## Begin Record extracts

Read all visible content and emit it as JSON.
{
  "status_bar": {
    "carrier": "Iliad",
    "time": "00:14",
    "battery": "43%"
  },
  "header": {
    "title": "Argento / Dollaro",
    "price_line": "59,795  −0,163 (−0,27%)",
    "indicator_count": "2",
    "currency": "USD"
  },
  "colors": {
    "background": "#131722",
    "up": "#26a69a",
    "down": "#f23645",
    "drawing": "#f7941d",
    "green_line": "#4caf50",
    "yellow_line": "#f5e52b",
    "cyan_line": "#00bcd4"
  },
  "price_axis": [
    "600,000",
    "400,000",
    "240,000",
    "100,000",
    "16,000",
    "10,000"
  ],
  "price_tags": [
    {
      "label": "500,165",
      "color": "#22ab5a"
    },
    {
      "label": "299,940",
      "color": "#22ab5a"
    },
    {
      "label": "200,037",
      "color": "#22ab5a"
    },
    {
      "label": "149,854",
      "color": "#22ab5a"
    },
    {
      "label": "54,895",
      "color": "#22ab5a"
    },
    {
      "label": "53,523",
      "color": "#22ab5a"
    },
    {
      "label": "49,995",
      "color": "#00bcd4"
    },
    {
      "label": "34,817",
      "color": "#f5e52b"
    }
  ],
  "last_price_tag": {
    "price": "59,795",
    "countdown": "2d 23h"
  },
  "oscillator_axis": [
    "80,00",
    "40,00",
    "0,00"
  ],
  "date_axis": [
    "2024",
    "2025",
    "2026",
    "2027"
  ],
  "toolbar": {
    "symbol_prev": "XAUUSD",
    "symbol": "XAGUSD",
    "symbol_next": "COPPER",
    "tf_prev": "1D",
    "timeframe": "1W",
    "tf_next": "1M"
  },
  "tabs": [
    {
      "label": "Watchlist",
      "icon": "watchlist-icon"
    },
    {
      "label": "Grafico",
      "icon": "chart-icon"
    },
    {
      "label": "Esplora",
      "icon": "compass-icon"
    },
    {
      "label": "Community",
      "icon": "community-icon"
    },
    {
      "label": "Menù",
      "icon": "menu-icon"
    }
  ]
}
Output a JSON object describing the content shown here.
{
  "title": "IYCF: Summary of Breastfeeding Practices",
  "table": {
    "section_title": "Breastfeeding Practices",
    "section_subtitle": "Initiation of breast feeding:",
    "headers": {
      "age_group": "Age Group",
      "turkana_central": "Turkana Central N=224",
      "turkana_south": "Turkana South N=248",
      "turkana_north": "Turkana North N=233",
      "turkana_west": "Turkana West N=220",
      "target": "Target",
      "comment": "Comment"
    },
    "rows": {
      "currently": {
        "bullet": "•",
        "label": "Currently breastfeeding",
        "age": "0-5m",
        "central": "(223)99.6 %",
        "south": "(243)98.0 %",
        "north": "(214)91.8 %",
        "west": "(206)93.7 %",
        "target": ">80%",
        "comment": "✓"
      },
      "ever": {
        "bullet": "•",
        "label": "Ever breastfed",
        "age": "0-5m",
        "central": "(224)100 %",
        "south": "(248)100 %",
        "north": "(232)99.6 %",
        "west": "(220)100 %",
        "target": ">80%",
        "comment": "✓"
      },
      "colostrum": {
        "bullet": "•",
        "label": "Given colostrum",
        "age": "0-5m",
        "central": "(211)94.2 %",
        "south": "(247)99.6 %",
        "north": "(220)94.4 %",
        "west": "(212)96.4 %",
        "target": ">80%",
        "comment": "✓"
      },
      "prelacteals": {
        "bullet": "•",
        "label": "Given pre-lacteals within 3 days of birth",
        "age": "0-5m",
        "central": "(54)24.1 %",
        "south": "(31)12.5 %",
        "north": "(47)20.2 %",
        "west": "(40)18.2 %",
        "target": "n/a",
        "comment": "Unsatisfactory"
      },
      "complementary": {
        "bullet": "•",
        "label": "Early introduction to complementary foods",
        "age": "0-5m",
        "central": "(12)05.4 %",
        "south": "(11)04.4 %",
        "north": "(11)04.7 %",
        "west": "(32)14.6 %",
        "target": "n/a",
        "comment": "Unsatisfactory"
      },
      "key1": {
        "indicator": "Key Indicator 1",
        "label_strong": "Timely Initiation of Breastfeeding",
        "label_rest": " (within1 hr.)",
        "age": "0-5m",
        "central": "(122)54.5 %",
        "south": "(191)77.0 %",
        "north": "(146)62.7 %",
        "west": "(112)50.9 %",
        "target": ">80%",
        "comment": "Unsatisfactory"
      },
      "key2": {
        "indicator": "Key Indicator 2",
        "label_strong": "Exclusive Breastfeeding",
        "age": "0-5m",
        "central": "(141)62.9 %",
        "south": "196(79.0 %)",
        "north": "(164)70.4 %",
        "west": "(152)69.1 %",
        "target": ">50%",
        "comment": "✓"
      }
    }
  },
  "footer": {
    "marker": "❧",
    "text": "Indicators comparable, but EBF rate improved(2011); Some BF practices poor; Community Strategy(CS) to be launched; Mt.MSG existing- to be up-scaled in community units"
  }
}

## End Record extracts

• Task description: Nothing in the listing may be changed; retype it all exactly.

• Answer to the exercise:
Read all visible content and emit it as JSON.
{
  "status_bar": {
    "carrier": "Iliad",
    "time": "00:14",
    "battery": "43%"
  },
  "header": {
    "title": "Argento / Dollaro",
    "price_line": "59,795  −0,163 (−0,27%)",
    "indicator_count": "2",
    "currency": "USD"
  },
  "colors": {
    "background": "#131722",
    "up": "#26a69a",
    "down": "#f23645",
    "drawing": "#f7941d",
    "green_line": "#4caf50",
    "yellow_line": "#f5e52b",
    "cyan_line": "#00bcd4"
  },
  "price_axis": [
    "600,000",
    "400,000",
    "240,000",
    "100,000",
    "16,000",
    "10,000"
  ],
  "price_tags": [
    {
      "label": "500,165",
      "color": "#22ab5a"
    },
    {
      "label": "299,940",
      "color": "#22ab5a"
    },
    {
      "label": "200,037",
      "color": "#22ab5a"
    },
    {
      "label": "149,854",
      "color": "#22ab5a"
    },
    {
      "label": "54,895",
      "color": "#22ab5a"
    },
    {
      "label": "53,523",
      "color": "#22ab5a"
    },
    {
      "label": "49,995",
      "color": "#00bcd4"
    },
    {
      "label": "34,817",
      "color": "#f5e52b"
    }
  ],
  "last_price_tag": {
    "price": "59,795",
    "countdown": "2d 23h"
  },
  "oscillator_axis": [
    "80,00",
    "40,00",
    "0,00"
  ],
  "date_axis": [
    "2024",
    "2025",
    "2026",
    "2027"
  ],
  "toolbar": {
    "symbol_prev": "XAUUSD",
    "symbol": "XAGUSD",
    "symbol_next": "COPPER",
    "tf_prev": "1D",
    "timeframe": "1W",
    "tf_next": "1M"
  },
  "tabs": [
    {
      "label": "Watchlist",
      "icon": "watchlist-icon"
    },
    {
      "label": "Grafico",
      "icon": "chart-icon"
    },
    {
      "label": "Esplora",
      "icon": "compass-icon"
    },
    {
      "label": "Community",
      "icon": "community-icon"
    },
    {
      "label": "Menù",
      "icon": "menu-icon"
    }
  ]
}
Output a JSON object describing the content shown here.
{
  "title": "IYCF: Summary of Breastfeeding Practices",
  "table": {
    "section_title": "Breastfeeding Practices",
    "section_subtitle": "Initiation of breast feeding:",
    "headers": {
      "age_group": "Age Group",
      "turkana_central": "Turkana Central N=224",
      "turkana_south": "Turkana South N=248",
      "turkana_north": "Turkana North N=233",
      "turkana_west": "Turkana West N=220",
      "target": "Target",
      "comment": "Comment"
    },
    "rows": {
      "currently": {
        "bullet": "•",
        "label": "Currently breastfeeding",
        "age": "0-5m",
        "central": "(223)99.6 %",
        "south": "(243)98.0 %",
        "north": "(214)91.8 %",
        "west": "(206)93.7 %",
        "target": ">80%",
        "comment": "✓"
      },
      "ever": {
        "bullet": "•",
        "label": "Ever breastfed",
        "age": "0-5m",
        "central": "(224)100 %",
        "south": "(248)100 %",
        "north": "(232)99.6 %",
        "west": "(220)100 %",
        "target": ">80%",
        "comment": "✓"
      },
      "colostrum": {
        "bullet": "•",
        "label": "Given colostrum",
        "age": "0-5m",
        "central": "(211)94.2 %",
        "south": "(247)99.6 %",
        "north": "(220)94.4 %",
        "west": "(212)96.4 %",
        "target": ">80%",
        "comment": "✓"
      },
      "prelacteals": {
        "bullet": "•",
        "label": "Given pre-lacteals within 3 days of birth",
        "age": "0-5m",
        "central": "(54)24.1 %",
        "south": "(31)12.5 %",
        "north": "(47)20.2 %",
        "west": "(40)18.2 %",
        "target": "n/a",
        "comment": "Unsatisfactory"
      },
      "complementary": {
        "bullet": "•",
        "label": "Early introduction to complementary foods",
        "age": "0-5m",
        "central": "(12)05.4 %",
        "south": "(11)04.4 %",
        "north": "(11)04.7 %",
        "west": "(32)14.6 %",
        "target": "n/a",
        "comment": "Unsatisfactory"
      },
      "key1": {
        "indicator": "Key Indicator 1",
        "label_strong": "Timely Initiation of Breastfeeding",
        "label_rest": " (within1 hr.)",
        "age": "0-5m",
        "central": "(122)54.5 %",
        "south": "(191)77.0 %",
        "north": "(146)62.7 %",
        "west": "(112)50.9 %",
        "target": ">80%",
        "comment": "Unsatisfactory"
      },
      "key2": {
        "indicator": "Key Indicator 2",
        "label_strong": "Exclusive Breastfeeding",
        "age": "0-5m",
        "central": "(141)62.9 %",
        "south": "196(79.0 %)",
        "north": "(164)70.4 %",
        "west": "(152)69.1 %",
        "target": ">50%",
        "comment": "✓"
      }
    }
  },
  "footer": {
    "marker": "❧",
    "text": "Indicators comparable, but EBF rate improved(2011); Some BF practices poor; Community Strategy(CS) to be launched; Mt.MSG existing- to be up-scaled in community units"
  }
}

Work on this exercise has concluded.